Go through the records and extract every line with the word "type".

[Dataset records on visual material]
# # # # # # #

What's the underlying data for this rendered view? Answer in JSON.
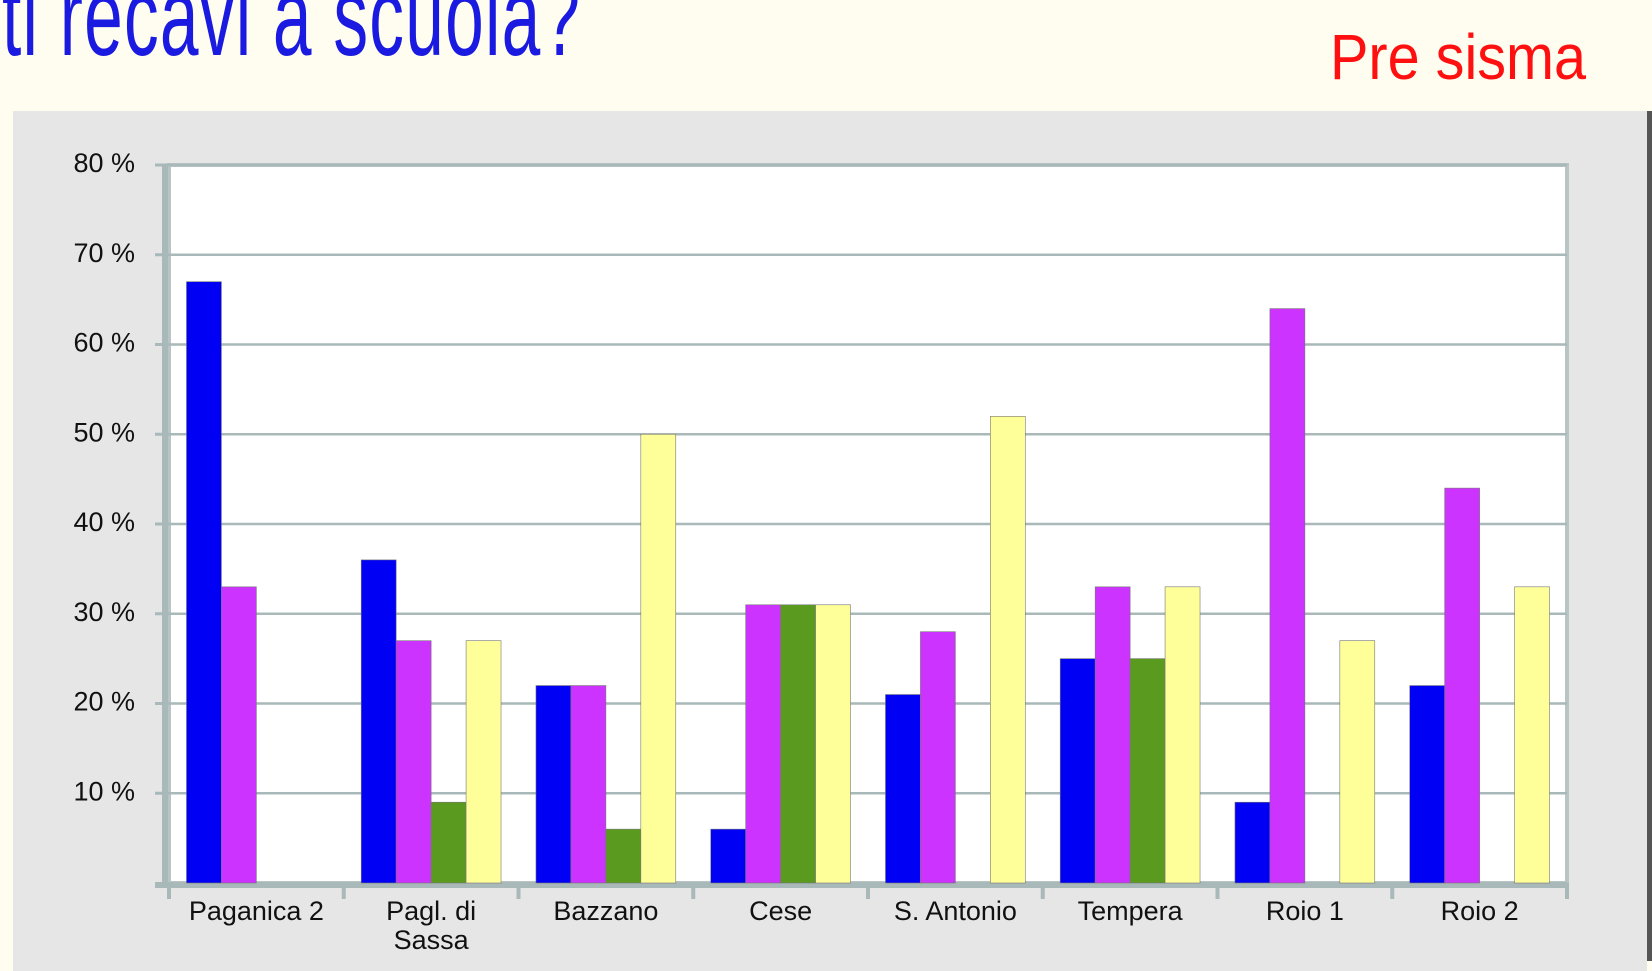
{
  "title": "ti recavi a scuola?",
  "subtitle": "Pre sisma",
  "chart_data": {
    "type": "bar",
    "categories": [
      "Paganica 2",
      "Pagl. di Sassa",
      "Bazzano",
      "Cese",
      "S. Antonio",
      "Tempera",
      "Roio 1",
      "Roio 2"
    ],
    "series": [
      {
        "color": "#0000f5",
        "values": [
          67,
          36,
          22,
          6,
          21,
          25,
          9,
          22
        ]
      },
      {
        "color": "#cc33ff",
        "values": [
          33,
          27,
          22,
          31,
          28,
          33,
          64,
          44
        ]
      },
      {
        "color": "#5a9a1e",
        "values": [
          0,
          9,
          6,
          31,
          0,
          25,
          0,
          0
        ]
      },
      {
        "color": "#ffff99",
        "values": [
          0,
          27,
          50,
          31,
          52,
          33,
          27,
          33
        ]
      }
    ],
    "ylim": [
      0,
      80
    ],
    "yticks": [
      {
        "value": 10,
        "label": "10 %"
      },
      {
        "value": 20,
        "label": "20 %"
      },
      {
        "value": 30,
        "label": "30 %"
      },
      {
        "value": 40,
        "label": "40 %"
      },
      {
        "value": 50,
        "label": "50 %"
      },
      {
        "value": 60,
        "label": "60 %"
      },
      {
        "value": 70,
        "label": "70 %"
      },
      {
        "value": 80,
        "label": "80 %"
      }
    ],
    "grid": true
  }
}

# # # # # # #

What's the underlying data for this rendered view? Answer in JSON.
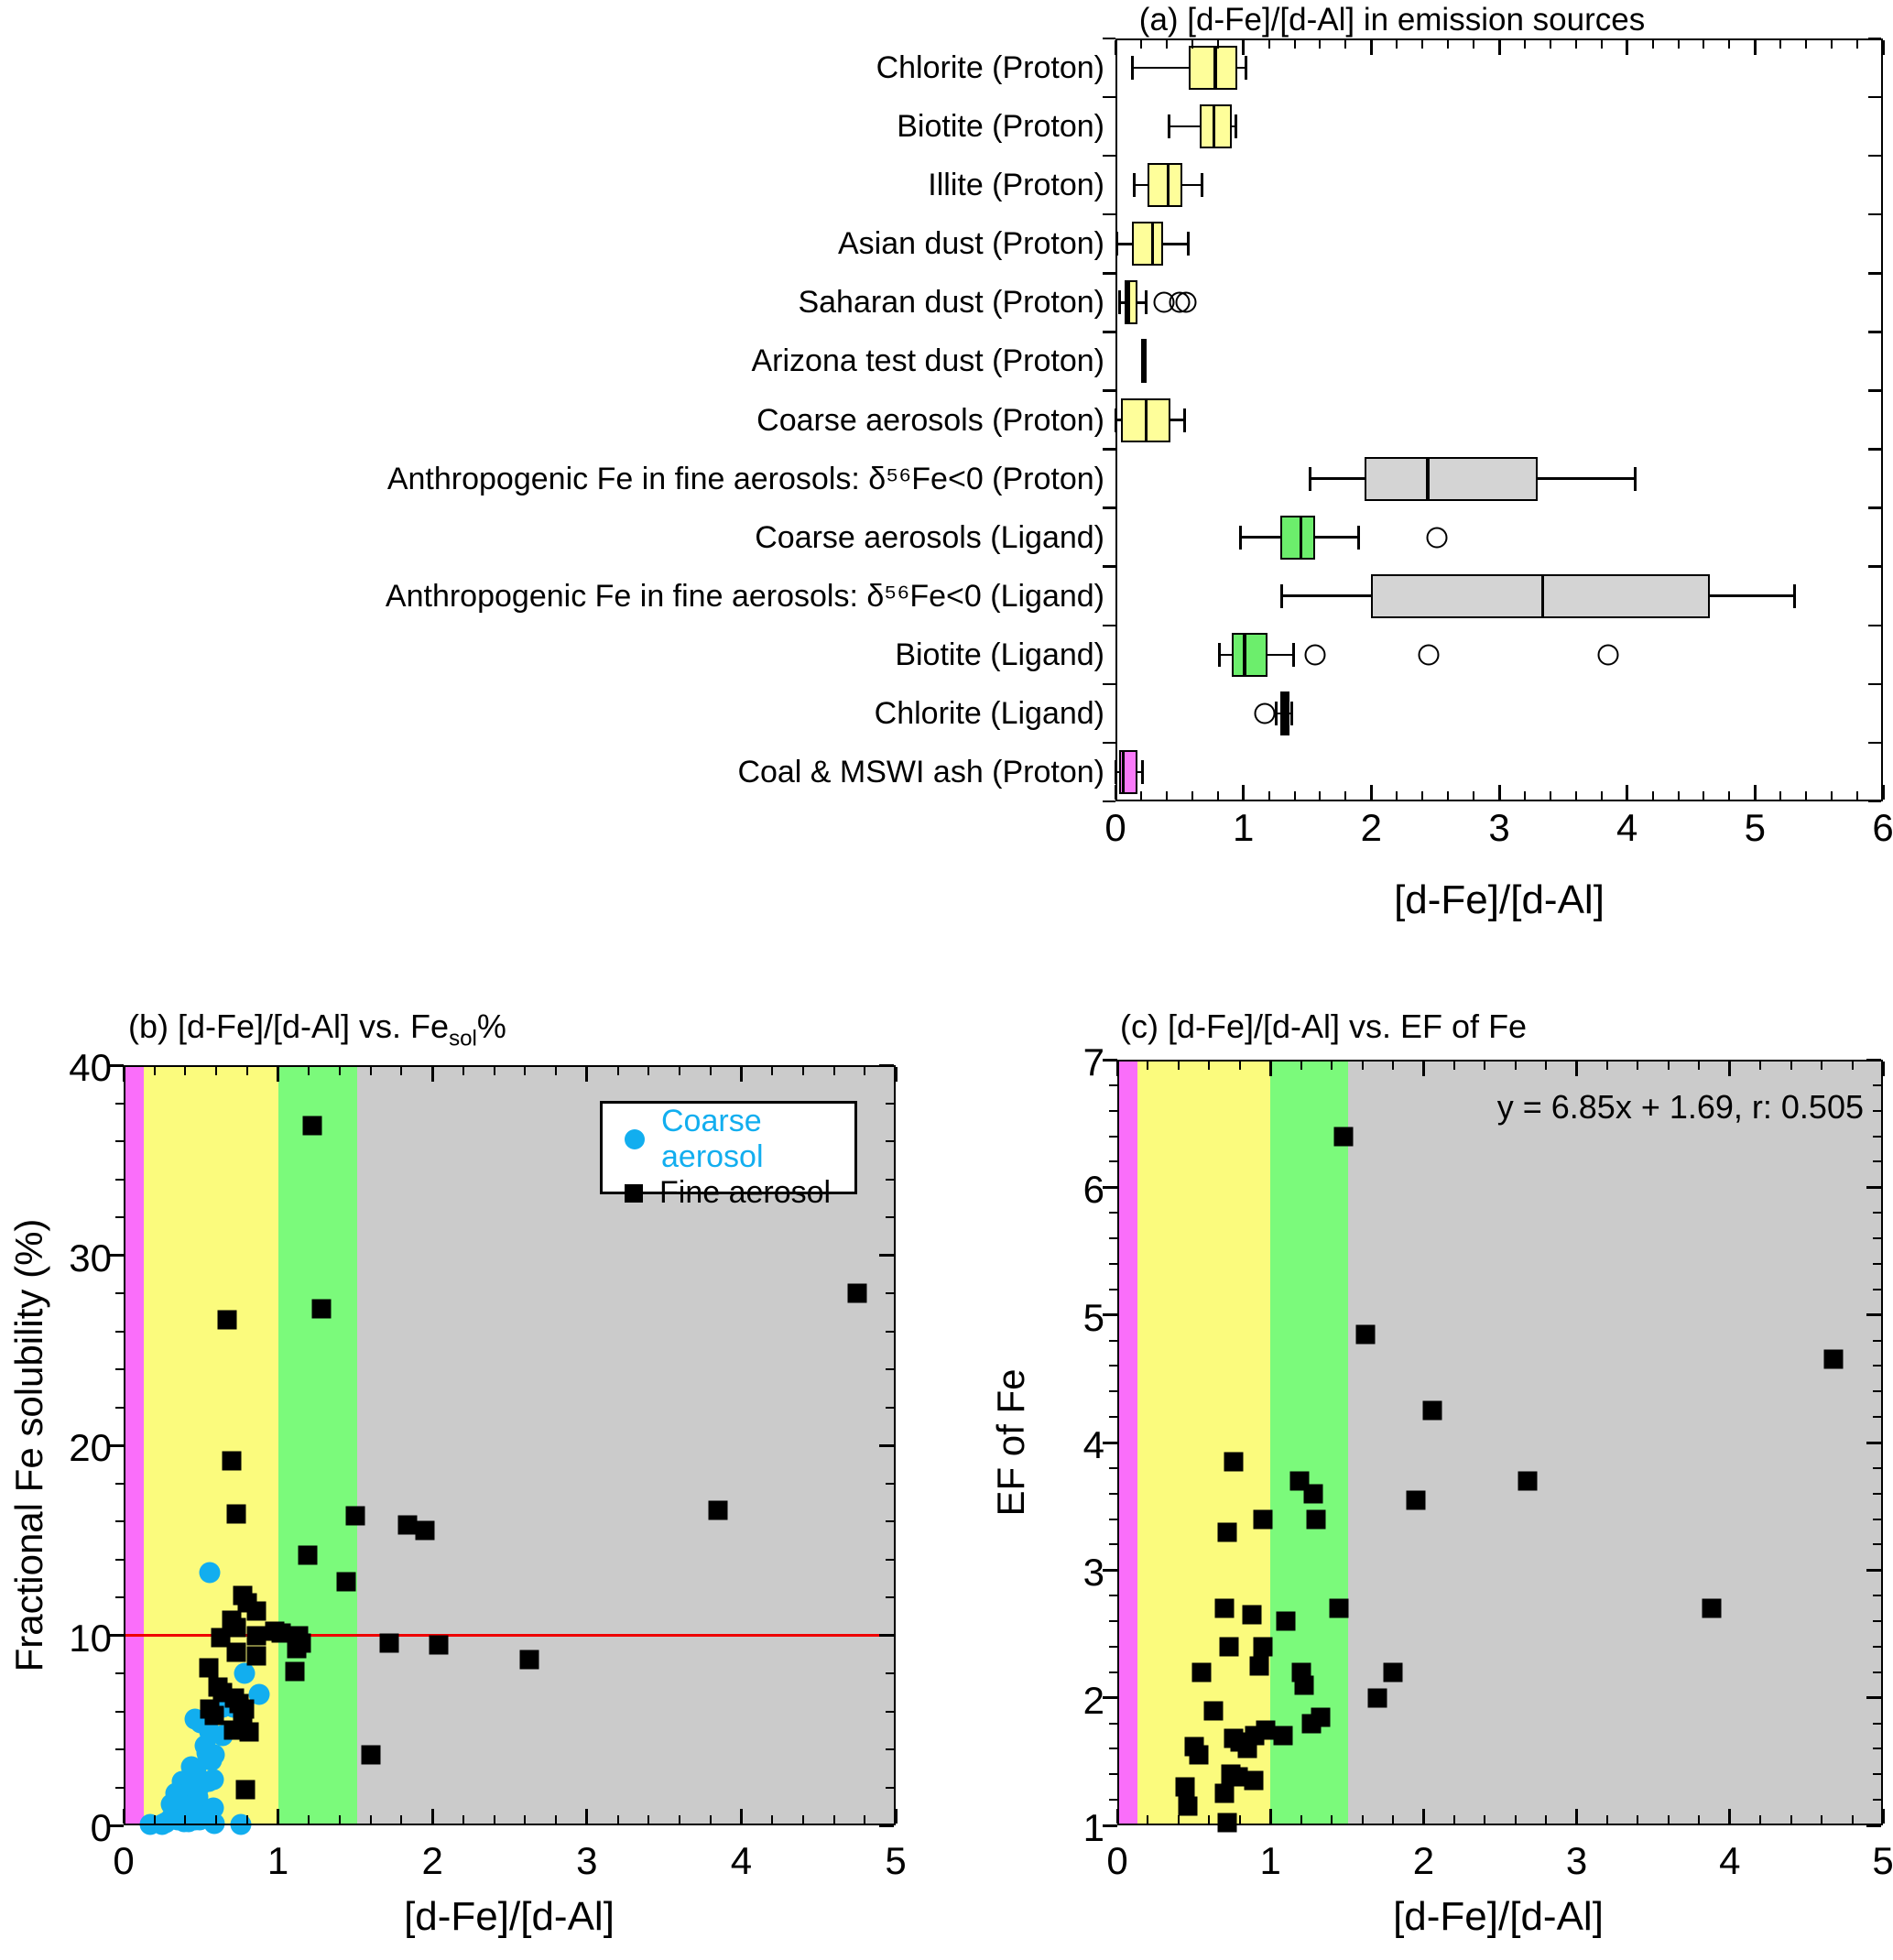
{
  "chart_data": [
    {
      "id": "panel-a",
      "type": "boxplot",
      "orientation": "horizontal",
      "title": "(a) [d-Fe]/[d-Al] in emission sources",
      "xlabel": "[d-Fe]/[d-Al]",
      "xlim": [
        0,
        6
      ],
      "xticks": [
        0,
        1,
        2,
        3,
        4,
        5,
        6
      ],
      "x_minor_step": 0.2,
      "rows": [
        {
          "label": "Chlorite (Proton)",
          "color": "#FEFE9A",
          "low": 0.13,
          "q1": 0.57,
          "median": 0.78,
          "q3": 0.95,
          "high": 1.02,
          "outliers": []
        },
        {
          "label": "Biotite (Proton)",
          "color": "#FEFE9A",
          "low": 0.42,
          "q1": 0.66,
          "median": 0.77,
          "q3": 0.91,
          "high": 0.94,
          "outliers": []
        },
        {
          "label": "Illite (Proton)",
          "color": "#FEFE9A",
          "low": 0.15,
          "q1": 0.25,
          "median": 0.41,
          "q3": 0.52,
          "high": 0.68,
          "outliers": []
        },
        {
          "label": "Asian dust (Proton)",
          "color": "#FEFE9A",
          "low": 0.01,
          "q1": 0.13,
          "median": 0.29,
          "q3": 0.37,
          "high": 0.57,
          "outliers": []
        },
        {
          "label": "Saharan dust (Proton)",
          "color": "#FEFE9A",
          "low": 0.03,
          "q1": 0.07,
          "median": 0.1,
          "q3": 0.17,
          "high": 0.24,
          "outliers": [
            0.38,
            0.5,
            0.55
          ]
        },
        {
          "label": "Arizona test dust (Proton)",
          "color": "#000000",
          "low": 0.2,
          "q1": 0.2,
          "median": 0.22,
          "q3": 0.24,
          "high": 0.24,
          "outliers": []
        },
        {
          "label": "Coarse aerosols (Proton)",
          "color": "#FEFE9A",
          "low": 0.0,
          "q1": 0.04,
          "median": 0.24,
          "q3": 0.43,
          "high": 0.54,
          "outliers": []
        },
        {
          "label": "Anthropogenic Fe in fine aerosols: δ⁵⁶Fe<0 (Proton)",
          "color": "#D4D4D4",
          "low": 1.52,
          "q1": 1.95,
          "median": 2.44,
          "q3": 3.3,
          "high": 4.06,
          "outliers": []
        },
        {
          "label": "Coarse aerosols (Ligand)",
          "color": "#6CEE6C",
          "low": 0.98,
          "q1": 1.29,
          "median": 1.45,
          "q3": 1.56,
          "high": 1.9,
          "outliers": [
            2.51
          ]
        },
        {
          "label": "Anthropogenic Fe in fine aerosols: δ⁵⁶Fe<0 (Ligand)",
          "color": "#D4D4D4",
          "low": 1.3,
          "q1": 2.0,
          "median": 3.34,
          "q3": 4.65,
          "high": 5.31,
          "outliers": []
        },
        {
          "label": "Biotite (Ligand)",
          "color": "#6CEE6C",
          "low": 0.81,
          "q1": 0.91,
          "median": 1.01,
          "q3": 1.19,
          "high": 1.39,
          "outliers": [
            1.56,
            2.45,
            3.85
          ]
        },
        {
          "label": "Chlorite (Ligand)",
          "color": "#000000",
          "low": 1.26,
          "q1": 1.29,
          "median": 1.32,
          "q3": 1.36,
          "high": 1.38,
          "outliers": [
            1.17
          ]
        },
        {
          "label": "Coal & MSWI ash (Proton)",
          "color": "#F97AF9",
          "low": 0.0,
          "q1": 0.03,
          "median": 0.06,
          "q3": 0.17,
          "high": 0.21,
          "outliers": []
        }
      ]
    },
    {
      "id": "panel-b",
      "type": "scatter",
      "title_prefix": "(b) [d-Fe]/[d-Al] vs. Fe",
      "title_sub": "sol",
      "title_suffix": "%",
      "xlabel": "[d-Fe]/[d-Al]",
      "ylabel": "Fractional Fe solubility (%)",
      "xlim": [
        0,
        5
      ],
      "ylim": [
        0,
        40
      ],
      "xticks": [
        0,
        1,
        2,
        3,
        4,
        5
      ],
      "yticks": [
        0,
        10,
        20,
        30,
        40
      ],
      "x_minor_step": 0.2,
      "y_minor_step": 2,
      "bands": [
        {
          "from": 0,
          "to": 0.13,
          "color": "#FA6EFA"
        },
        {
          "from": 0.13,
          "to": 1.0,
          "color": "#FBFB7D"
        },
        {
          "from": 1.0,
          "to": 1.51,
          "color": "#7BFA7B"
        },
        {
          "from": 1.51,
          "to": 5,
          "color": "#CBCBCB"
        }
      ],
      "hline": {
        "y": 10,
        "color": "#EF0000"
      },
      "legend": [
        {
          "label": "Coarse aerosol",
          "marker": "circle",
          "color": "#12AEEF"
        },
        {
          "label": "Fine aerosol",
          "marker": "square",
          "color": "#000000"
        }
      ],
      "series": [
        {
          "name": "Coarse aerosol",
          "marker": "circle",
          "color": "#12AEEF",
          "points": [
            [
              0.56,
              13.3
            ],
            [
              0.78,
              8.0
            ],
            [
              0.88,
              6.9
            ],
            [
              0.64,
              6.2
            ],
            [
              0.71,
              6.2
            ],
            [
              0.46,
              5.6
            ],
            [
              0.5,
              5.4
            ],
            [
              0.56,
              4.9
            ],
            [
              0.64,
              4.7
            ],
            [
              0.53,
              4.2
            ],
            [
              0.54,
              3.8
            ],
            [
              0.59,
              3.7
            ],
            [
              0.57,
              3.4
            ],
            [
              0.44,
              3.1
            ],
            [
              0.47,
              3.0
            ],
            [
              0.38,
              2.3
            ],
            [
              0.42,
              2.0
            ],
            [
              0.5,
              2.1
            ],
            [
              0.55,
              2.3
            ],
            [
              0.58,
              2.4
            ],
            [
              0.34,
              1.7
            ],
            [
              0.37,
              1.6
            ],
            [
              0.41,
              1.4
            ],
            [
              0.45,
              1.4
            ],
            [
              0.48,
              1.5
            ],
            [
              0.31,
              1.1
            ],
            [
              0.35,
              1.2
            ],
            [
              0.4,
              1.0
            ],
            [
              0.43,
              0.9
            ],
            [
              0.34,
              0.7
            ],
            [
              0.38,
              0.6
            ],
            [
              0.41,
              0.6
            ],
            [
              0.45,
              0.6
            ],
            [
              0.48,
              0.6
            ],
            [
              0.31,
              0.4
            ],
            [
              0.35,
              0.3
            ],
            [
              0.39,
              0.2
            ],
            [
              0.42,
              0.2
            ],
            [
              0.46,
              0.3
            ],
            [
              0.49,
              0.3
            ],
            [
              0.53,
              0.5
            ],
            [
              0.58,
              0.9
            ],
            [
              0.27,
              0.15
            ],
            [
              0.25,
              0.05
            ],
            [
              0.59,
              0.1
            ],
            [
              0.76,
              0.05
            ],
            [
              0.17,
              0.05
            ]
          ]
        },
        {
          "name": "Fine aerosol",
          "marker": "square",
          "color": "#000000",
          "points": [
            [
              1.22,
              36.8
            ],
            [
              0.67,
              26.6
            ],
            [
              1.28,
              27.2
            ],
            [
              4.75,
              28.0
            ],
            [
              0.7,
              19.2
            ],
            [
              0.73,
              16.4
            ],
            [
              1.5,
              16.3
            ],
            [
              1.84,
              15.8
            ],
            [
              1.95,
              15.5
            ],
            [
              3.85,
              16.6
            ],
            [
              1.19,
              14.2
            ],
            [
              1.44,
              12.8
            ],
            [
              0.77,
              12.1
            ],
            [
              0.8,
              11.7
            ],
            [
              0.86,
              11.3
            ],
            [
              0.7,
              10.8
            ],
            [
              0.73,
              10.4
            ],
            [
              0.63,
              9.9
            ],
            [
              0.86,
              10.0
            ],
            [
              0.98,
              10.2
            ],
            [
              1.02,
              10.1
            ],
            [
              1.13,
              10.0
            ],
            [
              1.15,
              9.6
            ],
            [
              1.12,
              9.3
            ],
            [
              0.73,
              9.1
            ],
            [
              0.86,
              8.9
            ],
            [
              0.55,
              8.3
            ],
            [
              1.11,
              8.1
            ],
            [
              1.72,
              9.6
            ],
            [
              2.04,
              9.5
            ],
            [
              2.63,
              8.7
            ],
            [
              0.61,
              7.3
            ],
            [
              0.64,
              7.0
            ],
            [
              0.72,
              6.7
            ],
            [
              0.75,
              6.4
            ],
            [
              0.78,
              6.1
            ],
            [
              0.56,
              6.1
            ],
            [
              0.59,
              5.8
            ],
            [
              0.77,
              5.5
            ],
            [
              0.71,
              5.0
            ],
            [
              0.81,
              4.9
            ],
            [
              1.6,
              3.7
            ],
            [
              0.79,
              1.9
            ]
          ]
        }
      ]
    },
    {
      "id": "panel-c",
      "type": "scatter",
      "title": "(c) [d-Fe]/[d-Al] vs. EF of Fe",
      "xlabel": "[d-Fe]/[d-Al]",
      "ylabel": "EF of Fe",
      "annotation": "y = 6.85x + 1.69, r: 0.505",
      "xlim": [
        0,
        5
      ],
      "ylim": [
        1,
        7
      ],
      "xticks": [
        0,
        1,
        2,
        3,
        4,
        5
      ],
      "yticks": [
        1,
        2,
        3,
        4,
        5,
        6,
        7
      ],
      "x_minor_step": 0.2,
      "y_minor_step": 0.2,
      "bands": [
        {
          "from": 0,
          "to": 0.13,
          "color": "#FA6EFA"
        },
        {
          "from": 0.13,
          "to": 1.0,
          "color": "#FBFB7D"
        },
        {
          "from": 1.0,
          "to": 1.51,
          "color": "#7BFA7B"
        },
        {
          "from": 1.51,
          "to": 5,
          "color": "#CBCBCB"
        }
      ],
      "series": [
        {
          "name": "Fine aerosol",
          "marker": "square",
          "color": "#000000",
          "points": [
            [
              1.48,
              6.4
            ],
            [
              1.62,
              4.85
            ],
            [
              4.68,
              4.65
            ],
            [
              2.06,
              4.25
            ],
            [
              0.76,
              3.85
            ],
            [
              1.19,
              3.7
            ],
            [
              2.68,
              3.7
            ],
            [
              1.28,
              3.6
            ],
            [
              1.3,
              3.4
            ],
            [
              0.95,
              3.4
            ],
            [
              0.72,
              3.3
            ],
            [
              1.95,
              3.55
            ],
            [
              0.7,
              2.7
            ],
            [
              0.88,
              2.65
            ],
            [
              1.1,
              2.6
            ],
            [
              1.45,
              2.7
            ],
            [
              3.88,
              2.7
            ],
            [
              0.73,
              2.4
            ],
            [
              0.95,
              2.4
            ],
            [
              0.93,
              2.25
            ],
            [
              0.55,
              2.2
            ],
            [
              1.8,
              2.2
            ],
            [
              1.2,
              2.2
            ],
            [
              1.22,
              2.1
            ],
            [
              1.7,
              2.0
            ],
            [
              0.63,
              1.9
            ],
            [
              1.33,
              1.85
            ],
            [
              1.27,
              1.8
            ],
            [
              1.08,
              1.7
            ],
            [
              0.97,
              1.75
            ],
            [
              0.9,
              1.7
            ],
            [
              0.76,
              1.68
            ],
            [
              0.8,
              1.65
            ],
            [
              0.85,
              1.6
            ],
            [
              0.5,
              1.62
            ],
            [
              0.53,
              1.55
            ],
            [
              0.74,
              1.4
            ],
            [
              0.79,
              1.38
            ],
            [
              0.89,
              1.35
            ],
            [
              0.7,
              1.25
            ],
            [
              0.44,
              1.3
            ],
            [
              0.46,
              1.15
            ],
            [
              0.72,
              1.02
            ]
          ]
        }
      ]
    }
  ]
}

# # # # # # #

*CORRECT ANSWER*
    "type": "bar",
      "type": "boxplot",
      "type": "scatter",
      "type": "scatter",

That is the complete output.